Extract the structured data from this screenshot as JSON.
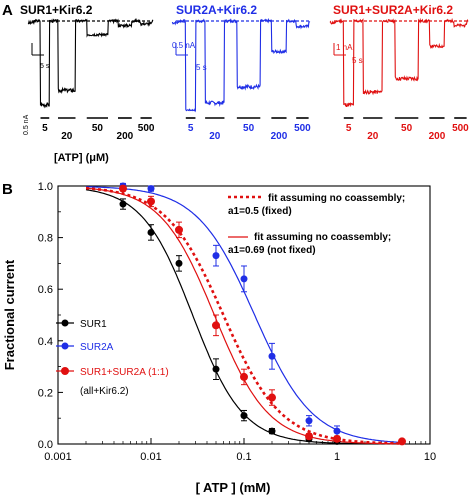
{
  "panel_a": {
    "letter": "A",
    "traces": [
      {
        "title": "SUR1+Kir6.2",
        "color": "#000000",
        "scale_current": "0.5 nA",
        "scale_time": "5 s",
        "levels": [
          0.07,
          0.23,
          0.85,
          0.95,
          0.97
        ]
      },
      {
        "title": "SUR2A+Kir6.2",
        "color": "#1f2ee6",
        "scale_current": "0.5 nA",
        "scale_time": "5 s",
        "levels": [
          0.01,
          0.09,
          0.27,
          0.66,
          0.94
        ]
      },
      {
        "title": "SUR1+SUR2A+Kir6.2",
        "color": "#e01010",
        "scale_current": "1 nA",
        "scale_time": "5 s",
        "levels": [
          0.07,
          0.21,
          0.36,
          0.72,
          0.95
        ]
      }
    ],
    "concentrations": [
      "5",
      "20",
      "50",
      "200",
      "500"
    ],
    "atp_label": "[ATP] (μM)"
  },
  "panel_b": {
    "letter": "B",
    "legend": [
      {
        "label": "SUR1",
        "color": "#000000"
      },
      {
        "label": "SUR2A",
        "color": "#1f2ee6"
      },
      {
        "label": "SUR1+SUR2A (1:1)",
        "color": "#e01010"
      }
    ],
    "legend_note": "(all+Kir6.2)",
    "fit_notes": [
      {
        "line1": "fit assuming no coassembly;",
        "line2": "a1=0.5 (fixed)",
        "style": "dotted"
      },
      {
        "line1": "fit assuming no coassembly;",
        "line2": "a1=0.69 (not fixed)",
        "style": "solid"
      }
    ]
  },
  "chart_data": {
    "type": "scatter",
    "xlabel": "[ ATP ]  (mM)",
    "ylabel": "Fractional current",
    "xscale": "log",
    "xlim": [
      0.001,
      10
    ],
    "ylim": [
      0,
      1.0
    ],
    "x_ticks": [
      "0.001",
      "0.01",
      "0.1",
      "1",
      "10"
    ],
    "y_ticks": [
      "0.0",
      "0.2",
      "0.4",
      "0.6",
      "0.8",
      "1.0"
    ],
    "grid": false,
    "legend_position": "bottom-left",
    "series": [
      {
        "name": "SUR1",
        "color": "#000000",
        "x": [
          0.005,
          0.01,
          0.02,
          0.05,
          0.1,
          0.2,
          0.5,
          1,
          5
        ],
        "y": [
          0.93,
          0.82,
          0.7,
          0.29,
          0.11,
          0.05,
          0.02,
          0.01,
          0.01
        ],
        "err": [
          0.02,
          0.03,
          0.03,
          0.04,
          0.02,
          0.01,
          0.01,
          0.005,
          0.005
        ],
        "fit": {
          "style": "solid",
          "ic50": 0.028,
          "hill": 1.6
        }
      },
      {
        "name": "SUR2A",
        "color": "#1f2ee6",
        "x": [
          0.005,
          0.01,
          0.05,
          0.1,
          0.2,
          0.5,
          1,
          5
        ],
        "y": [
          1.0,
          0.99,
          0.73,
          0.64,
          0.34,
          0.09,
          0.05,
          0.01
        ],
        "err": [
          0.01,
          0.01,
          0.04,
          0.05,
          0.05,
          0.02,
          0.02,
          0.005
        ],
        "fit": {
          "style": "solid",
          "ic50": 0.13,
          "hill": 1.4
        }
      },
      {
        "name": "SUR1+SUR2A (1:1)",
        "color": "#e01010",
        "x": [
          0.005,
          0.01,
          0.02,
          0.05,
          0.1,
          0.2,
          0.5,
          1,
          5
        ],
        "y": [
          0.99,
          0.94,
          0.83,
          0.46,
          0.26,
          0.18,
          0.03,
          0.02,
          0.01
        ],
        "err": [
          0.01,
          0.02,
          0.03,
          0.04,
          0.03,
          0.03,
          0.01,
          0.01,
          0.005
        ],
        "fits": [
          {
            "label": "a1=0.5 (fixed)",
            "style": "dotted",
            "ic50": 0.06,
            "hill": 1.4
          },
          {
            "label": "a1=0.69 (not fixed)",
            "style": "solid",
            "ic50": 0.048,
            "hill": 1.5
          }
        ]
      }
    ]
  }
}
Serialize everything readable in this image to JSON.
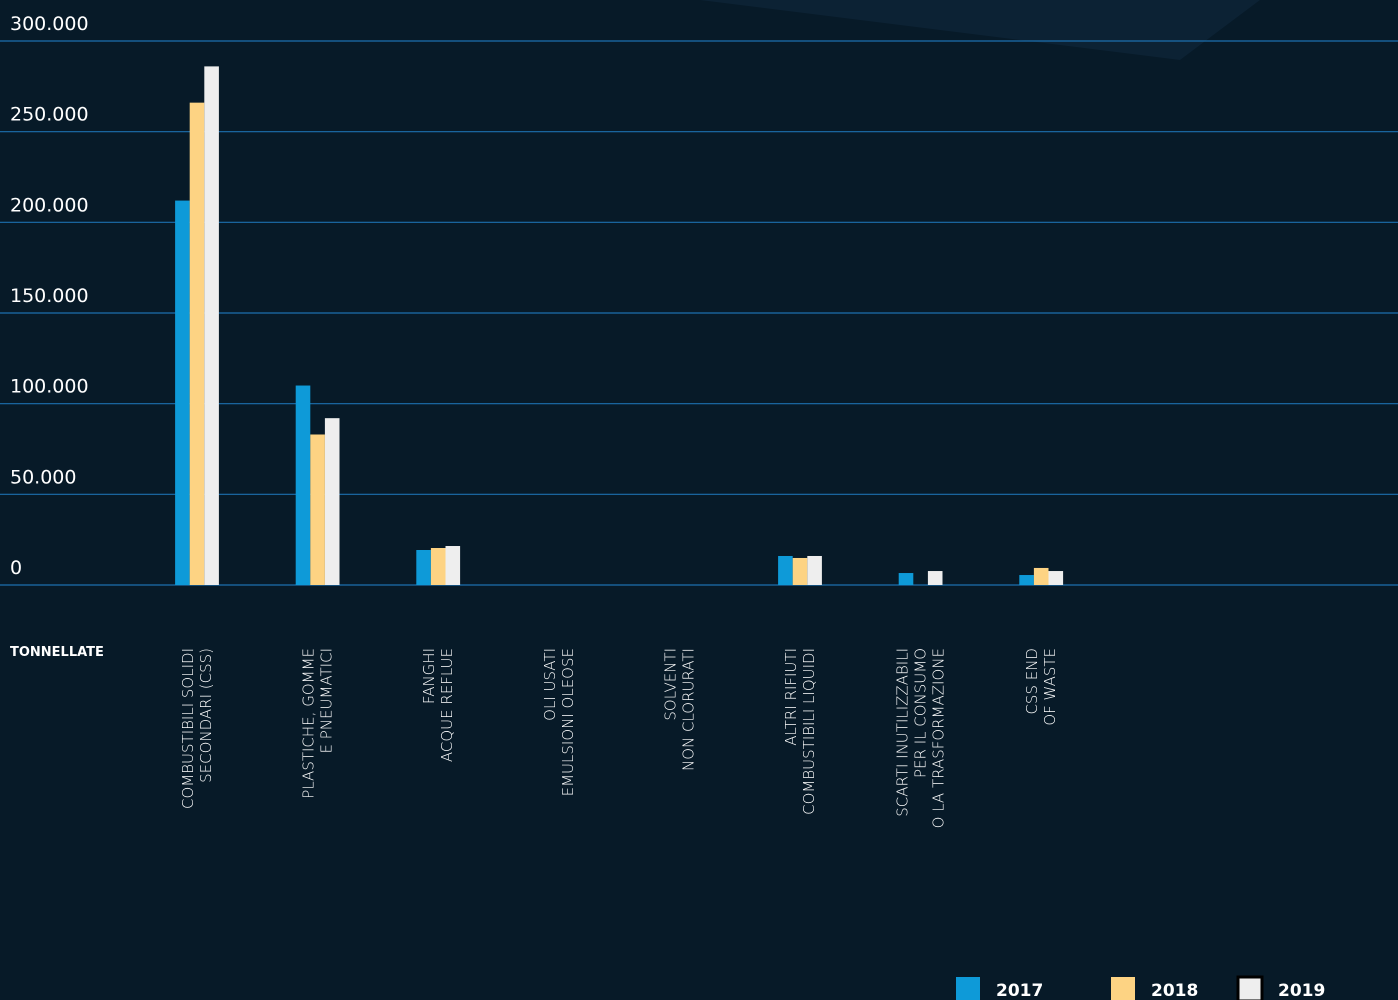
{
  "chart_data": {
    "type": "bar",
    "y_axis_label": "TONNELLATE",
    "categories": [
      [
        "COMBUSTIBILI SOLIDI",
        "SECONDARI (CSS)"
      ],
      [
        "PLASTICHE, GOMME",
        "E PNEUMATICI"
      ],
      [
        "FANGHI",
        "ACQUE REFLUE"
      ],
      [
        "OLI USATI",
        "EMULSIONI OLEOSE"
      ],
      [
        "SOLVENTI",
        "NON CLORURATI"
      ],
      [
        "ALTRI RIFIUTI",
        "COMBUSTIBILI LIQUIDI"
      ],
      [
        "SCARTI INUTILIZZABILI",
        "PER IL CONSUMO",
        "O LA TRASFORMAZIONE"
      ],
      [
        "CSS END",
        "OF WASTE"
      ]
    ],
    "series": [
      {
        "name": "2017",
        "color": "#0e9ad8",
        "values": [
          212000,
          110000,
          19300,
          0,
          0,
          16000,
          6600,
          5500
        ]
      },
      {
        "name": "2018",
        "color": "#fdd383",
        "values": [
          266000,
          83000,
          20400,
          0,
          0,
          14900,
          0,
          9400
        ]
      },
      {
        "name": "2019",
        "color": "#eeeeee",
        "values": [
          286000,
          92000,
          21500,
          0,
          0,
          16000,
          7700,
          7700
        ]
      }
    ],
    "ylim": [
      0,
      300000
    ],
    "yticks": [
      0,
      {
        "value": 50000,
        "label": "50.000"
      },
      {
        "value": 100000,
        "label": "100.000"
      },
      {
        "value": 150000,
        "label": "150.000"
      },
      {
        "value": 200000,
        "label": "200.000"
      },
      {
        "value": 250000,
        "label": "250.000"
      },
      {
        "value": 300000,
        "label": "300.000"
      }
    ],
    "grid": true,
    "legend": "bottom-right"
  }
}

Stated task -> Write out each line of the data exactly; the images should be left out.

Worked answer ->
Extract the structured data from this screenshot as JSON.
{
  "panel_a": {
    "letter": "A",
    "traces": [
      {
        "title": "SUR1+Kir6.2",
        "color": "#000000",
        "scale_current": "0.5 nA",
        "scale_time": "5 s",
        "levels": [
          0.07,
          0.23,
          0.85,
          0.95,
          0.97
        ]
      },
      {
        "title": "SUR2A+Kir6.2",
        "color": "#1f2ee6",
        "scale_current": "0.5 nA",
        "scale_time": "5 s",
        "levels": [
          0.01,
          0.09,
          0.27,
          0.66,
          0.94
        ]
      },
      {
        "title": "SUR1+SUR2A+Kir6.2",
        "color": "#e01010",
        "scale_current": "1 nA",
        "scale_time": "5 s",
        "levels": [
          0.07,
          0.21,
          0.36,
          0.72,
          0.95
        ]
      }
    ],
    "concentrations": [
      "5",
      "20",
      "50",
      "200",
      "500"
    ],
    "atp_label": "[ATP] (μM)"
  },
  "panel_b": {
    "letter": "B",
    "legend": [
      {
        "label": "SUR1",
        "color": "#000000"
      },
      {
        "label": "SUR2A",
        "color": "#1f2ee6"
      },
      {
        "label": "SUR1+SUR2A (1:1)",
        "color": "#e01010"
      }
    ],
    "legend_note": "(all+Kir6.2)",
    "fit_notes": [
      {
        "line1": "fit assuming no coassembly;",
        "line2": "a1=0.5 (fixed)",
        "style": "dotted"
      },
      {
        "line1": "fit assuming no coassembly;",
        "line2": "a1=0.69 (not fixed)",
        "style": "solid"
      }
    ]
  },
  "chart_data": {
    "type": "scatter",
    "xlabel": "[ ATP ]  (mM)",
    "ylabel": "Fractional current",
    "xscale": "log",
    "xlim": [
      0.001,
      10
    ],
    "ylim": [
      0,
      1.0
    ],
    "x_ticks": [
      "0.001",
      "0.01",
      "0.1",
      "1",
      "10"
    ],
    "y_ticks": [
      "0.0",
      "0.2",
      "0.4",
      "0.6",
      "0.8",
      "1.0"
    ],
    "grid": false,
    "legend_position": "bottom-left",
    "series": [
      {
        "name": "SUR1",
        "color": "#000000",
        "x": [
          0.005,
          0.01,
          0.02,
          0.05,
          0.1,
          0.2,
          0.5,
          1,
          5
        ],
        "y": [
          0.93,
          0.82,
          0.7,
          0.29,
          0.11,
          0.05,
          0.02,
          0.01,
          0.01
        ],
        "err": [
          0.02,
          0.03,
          0.03,
          0.04,
          0.02,
          0.01,
          0.01,
          0.005,
          0.005
        ],
        "fit": {
          "style": "solid",
          "ic50": 0.028,
          "hill": 1.6
        }
      },
      {
        "name": "SUR2A",
        "color": "#1f2ee6",
        "x": [
          0.005,
          0.01,
          0.05,
          0.1,
          0.2,
          0.5,
          1,
          5
        ],
        "y": [
          1.0,
          0.99,
          0.73,
          0.64,
          0.34,
          0.09,
          0.05,
          0.01
        ],
        "err": [
          0.01,
          0.01,
          0.04,
          0.05,
          0.05,
          0.02,
          0.02,
          0.005
        ],
        "fit": {
          "style": "solid",
          "ic50": 0.13,
          "hill": 1.4
        }
      },
      {
        "name": "SUR1+SUR2A (1:1)",
        "color": "#e01010",
        "x": [
          0.005,
          0.01,
          0.02,
          0.05,
          0.1,
          0.2,
          0.5,
          1,
          5
        ],
        "y": [
          0.99,
          0.94,
          0.83,
          0.46,
          0.26,
          0.18,
          0.03,
          0.02,
          0.01
        ],
        "err": [
          0.01,
          0.02,
          0.03,
          0.04,
          0.03,
          0.03,
          0.01,
          0.01,
          0.005
        ],
        "fits": [
          {
            "label": "a1=0.5 (fixed)",
            "style": "dotted",
            "ic50": 0.06,
            "hill": 1.4
          },
          {
            "label": "a1=0.69 (not fixed)",
            "style": "solid",
            "ic50": 0.048,
            "hill": 1.5
          }
        ]
      }
    ]
  }
}
Serialize everything readable in this image to JSON.
{
  "chart_data": {
    "type": "bar",
    "y_axis_label": "TONNELLATE",
    "categories": [
      [
        "COMBUSTIBILI SOLIDI",
        "SECONDARI (CSS)"
      ],
      [
        "PLASTICHE, GOMME",
        "E PNEUMATICI"
      ],
      [
        "FANGHI",
        "ACQUE REFLUE"
      ],
      [
        "OLI USATI",
        "EMULSIONI OLEOSE"
      ],
      [
        "SOLVENTI",
        "NON CLORURATI"
      ],
      [
        "ALTRI RIFIUTI",
        "COMBUSTIBILI LIQUIDI"
      ],
      [
        "SCARTI INUTILIZZABILI",
        "PER IL CONSUMO",
        "O LA TRASFORMAZIONE"
      ],
      [
        "CSS END",
        "OF WASTE"
      ]
    ],
    "series": [
      {
        "name": "2017",
        "color": "#0e9ad8",
        "values": [
          212000,
          110000,
          19300,
          0,
          0,
          16000,
          6600,
          5500
        ]
      },
      {
        "name": "2018",
        "color": "#fdd383",
        "values": [
          266000,
          83000,
          20400,
          0,
          0,
          14900,
          0,
          9400
        ]
      },
      {
        "name": "2019",
        "color": "#eeeeee",
        "values": [
          286000,
          92000,
          21500,
          0,
          0,
          16000,
          7700,
          7700
        ]
      }
    ],
    "ylim": [
      0,
      300000
    ],
    "yticks": [
      0,
      {
        "value": 50000,
        "label": "50.000"
      },
      {
        "value": 100000,
        "label": "100.000"
      },
      {
        "value": 150000,
        "label": "150.000"
      },
      {
        "value": 200000,
        "label": "200.000"
      },
      {
        "value": 250000,
        "label": "250.000"
      },
      {
        "value": 300000,
        "label": "300.000"
      }
    ],
    "grid": true,
    "legend": "bottom-right"
  }
}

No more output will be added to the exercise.